What this task involves —
Below are some records; give them all again exactly, but not the pictures.

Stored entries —
########################################

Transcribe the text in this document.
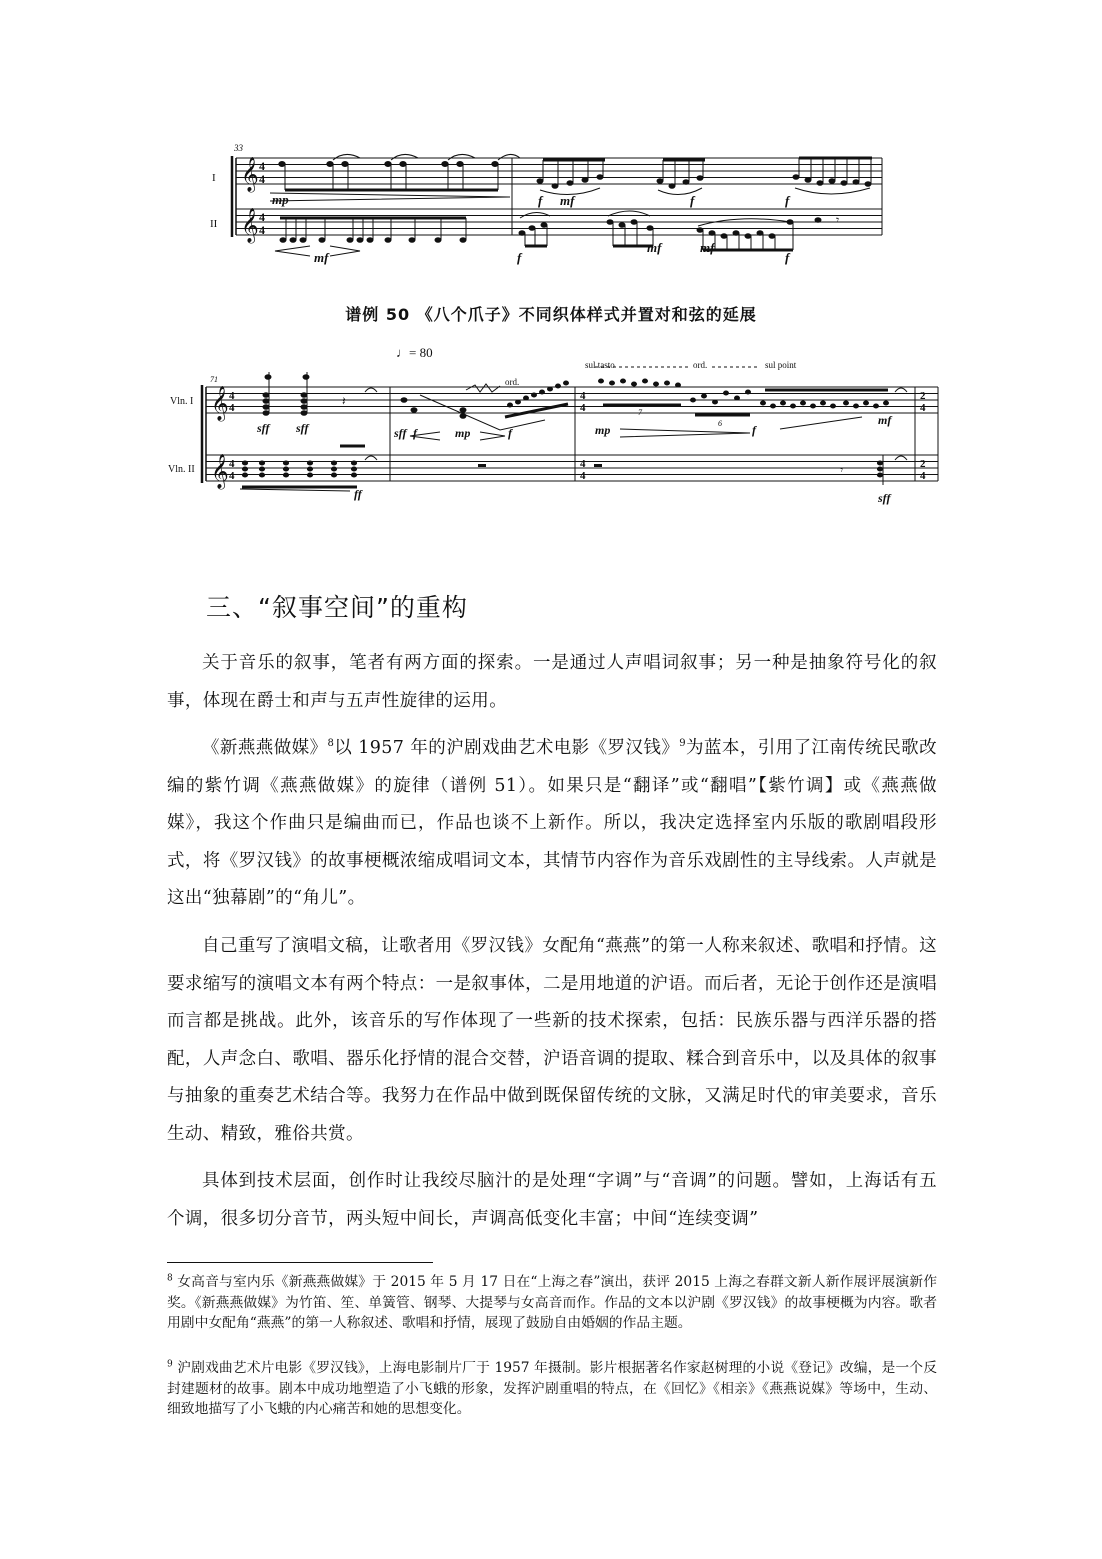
𝄞
𝄞
4
4
4
4
𝄾
33
I
II
mp	f mf	f	f
mf	f
mf	mf
f
谱例 50 《八个爪子》不同织体样式并置对和弦的延展
𝄞
𝄞
4
4
4
4
4
4
4
4
2
4
2
4
𝄽
𝄾
71
Vln. I
Vln. II
♩= 80
ord.
sul tasto	ord.	sul point
7
6
sff sff	sff f	mp	f	mp	f
mf
ff	sff
三、“叙事空间”的重构

关于音乐的叙事，笔者有两方面的探索。一是通过人声唱词叙事；另一种是抽象符号化的叙事，体现在爵士和声与五声性旋律的运用。

《新燕燕做媒》$^8$以 1957 年的沪剧戏曲艺术电影《罗汉钱》$^9$为蓝本，引用了江南传统民歌改编的紫竹调《燕燕做媒》的旋律（谱例 51）。如果只是“翻译”或“翻唱”【紫竹调】或《燕燕做媒》，我这个作曲只是编曲而已，作品也谈不上新作。所以，我决定选择室内乐版的歌剧唱段形式，将《罗汉钱》的故事梗概浓缩成唱词文本，其情节内容作为音乐戏剧性的主导线索。人声就是这出“独幕剧”的“角儿”。

自己重写了演唱文稿，让歌者用《罗汉钱》女配角“燕燕”的第一人称来叙述、歌唱和抒情。这要求缩写的演唱文本有两个特点：一是叙事体，二是用地道的沪语。而后者，无论于创作还是演唱而言都是挑战。此外，该音乐的写作体现了一些新的技术探索，包括：民族乐器与西洋乐器的搭配，人声念白、歌唱、器乐化抒情的混合交替，沪语音调的提取、糅合到音乐中，以及具体的叙事与抽象的重奏艺术结合等。我努力在作品中做到既保留传统的文脉，又满足时代的审美要求，音乐生动、精致，雅俗共赏。

具体到技术层面，创作时让我绞尽脑汁的是处理“字调”与“音调”的问题。譬如，上海话有五个调，很多切分音节，两头短中间长，声调高低变化丰富；中间“连续变调”

$^8$ 女高音与室内乐《新燕燕做媒》于 2015 年 5 月 17 日在“上海之春”演出，获评 2015 上海之春群文新人新作展评展演新作奖。《新燕燕做媒》为竹笛、笙、单簧管、钢琴、大提琴与女高音而作。作品的文本以沪剧《罗汉钱》的故事梗概为内容。歌者用剧中女配角“燕燕”的第一人称叙述、歌唱和抒情，展现了鼓励自由婚姻的作品主题。

$^9$ 沪剧戏曲艺术片电影《罗汉钱》，上海电影制片厂于 1957 年摄制。影片根据著名作家赵树理的小说《登记》改编，是一个反封建题材的故事。剧本中成功地塑造了小飞蛾的形象，发挥沪剧重唱的特点，在《回忆》《相亲》《燕燕说媒》等场中，生动、细致地描写了小飞蛾的内心痛苦和她的思想变化。
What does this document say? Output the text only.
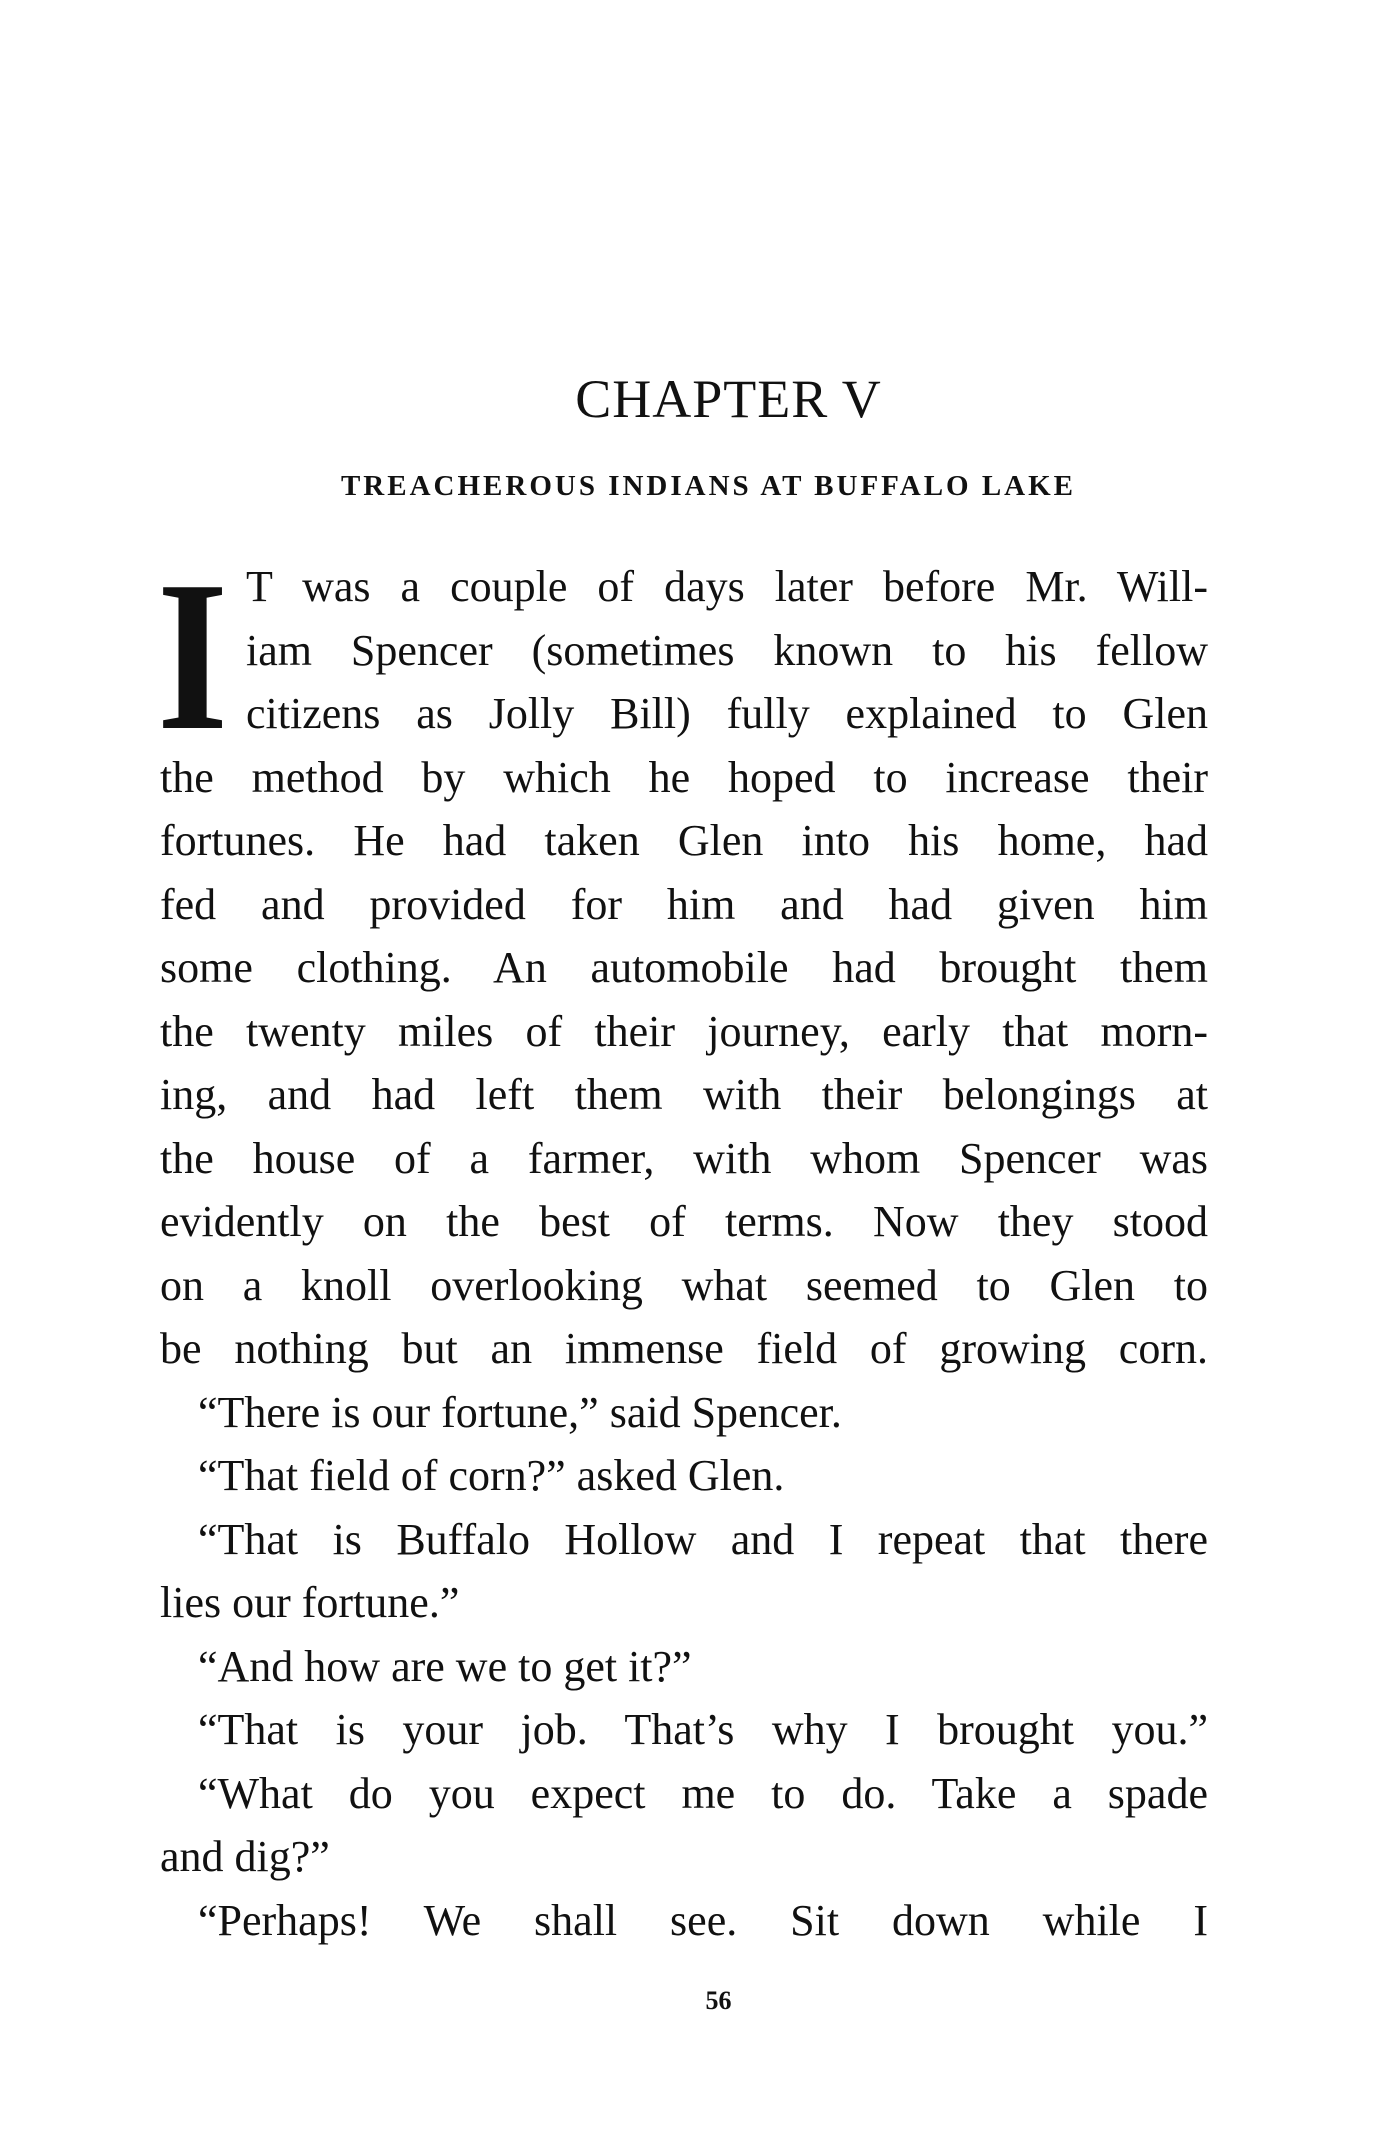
CHAPTER V
TREACHEROUS INDIANS AT BUFFALO LAKE
I T was a couple of days later before Mr. Will-
iam Spencer (sometimes known to his fellow
citizens as Jolly Bill) fully explained to Glen
the method by which he hoped to increase their
fortunes. He had taken Glen into his home, had
fed and provided for him and had given him
some clothing. An automobile had brought them
the twenty miles of their journey, early that morn-
ing, and had left them with their belongings at
the house of a farmer, with whom Spencer was
evidently on the best of terms. Now they stood
on a knoll overlooking what seemed to Glen to
be nothing but an immense field of growing corn.
“There is our fortune,” said Spencer.
“That field of corn?” asked Glen.
“That is Buffalo Hollow and I repeat that there
lies our fortune.”
“And how are we to get it?”
“That is your job. That’s why I brought you.”
“What do you expect me to do. Take a spade
and dig?”
“Perhaps! We shall see. Sit down while I
56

########################################

Full solution —
Transcribe the text in this document.
𝄞
𝄞
4
4
4
4
𝄾
33
I
II
mp	f mf	f	f
mf	f
mf	mf
f
谱例 50 《八个爪子》不同织体样式并置对和弦的延展
𝄞
𝄞
4
4
4
4
4
4
4
4
2
4
2
4
𝄽
𝄾
71
Vln. I
Vln. II
♩= 80
ord.
sul tasto	ord.	sul point
7
6
sff sff	sff f	mp	f	mp	f
mf
ff	sff
三、“叙事空间”的重构

关于音乐的叙事，笔者有两方面的探索。一是通过人声唱词叙事；另一种是抽象符号化的叙事，体现在爵士和声与五声性旋律的运用。

《新燕燕做媒》$^8$以 1957 年的沪剧戏曲艺术电影《罗汉钱》$^9$为蓝本，引用了江南传统民歌改编的紫竹调《燕燕做媒》的旋律（谱例 51）。如果只是“翻译”或“翻唱”【紫竹调】或《燕燕做媒》，我这个作曲只是编曲而已，作品也谈不上新作。所以，我决定选择室内乐版的歌剧唱段形式，将《罗汉钱》的故事梗概浓缩成唱词文本，其情节内容作为音乐戏剧性的主导线索。人声就是这出“独幕剧”的“角儿”。

自己重写了演唱文稿，让歌者用《罗汉钱》女配角“燕燕”的第一人称来叙述、歌唱和抒情。这要求缩写的演唱文本有两个特点：一是叙事体，二是用地道的沪语。而后者，无论于创作还是演唱而言都是挑战。此外，该音乐的写作体现了一些新的技术探索，包括：民族乐器与西洋乐器的搭配，人声念白、歌唱、器乐化抒情的混合交替，沪语音调的提取、糅合到音乐中，以及具体的叙事与抽象的重奏艺术结合等。我努力在作品中做到既保留传统的文脉，又满足时代的审美要求，音乐生动、精致，雅俗共赏。

具体到技术层面，创作时让我绞尽脑汁的是处理“字调”与“音调”的问题。譬如，上海话有五个调，很多切分音节，两头短中间长，声调高低变化丰富；中间“连续变调”

$^8$ 女高音与室内乐《新燕燕做媒》于 2015 年 5 月 17 日在“上海之春”演出，获评 2015 上海之春群文新人新作展评展演新作奖。《新燕燕做媒》为竹笛、笙、单簧管、钢琴、大提琴与女高音而作。作品的文本以沪剧《罗汉钱》的故事梗概为内容。歌者用剧中女配角“燕燕”的第一人称叙述、歌唱和抒情，展现了鼓励自由婚姻的作品主题。

$^9$ 沪剧戏曲艺术片电影《罗汉钱》，上海电影制片厂于 1957 年摄制。影片根据著名作家赵树理的小说《登记》改编，是一个反封建题材的故事。剧本中成功地塑造了小飞蛾的形象，发挥沪剧重唱的特点，在《回忆》《相亲》《燕燕说媒》等场中，生动、细致地描写了小飞蛾的内心痛苦和她的思想变化。
What does this document say? Output the text only.
CHAPTER V
TREACHEROUS INDIANS AT BUFFALO LAKE
I T was a couple of days later before Mr. Will-
iam Spencer (sometimes known to his fellow
citizens as Jolly Bill) fully explained to Glen
the method by which he hoped to increase their
fortunes. He had taken Glen into his home, had
fed and provided for him and had given him
some clothing. An automobile had brought them
the twenty miles of their journey, early that morn-
ing, and had left them with their belongings at
the house of a farmer, with whom Spencer was
evidently on the best of terms. Now they stood
on a knoll overlooking what seemed to Glen to
be nothing but an immense field of growing corn.
“There is our fortune,” said Spencer.
“That field of corn?” asked Glen.
“That is Buffalo Hollow and I repeat that there
lies our fortune.”
“And how are we to get it?”
“That is your job. That’s why I brought you.”
“What do you expect me to do. Take a spade
and dig?”
“Perhaps! We shall see. Sit down while I
56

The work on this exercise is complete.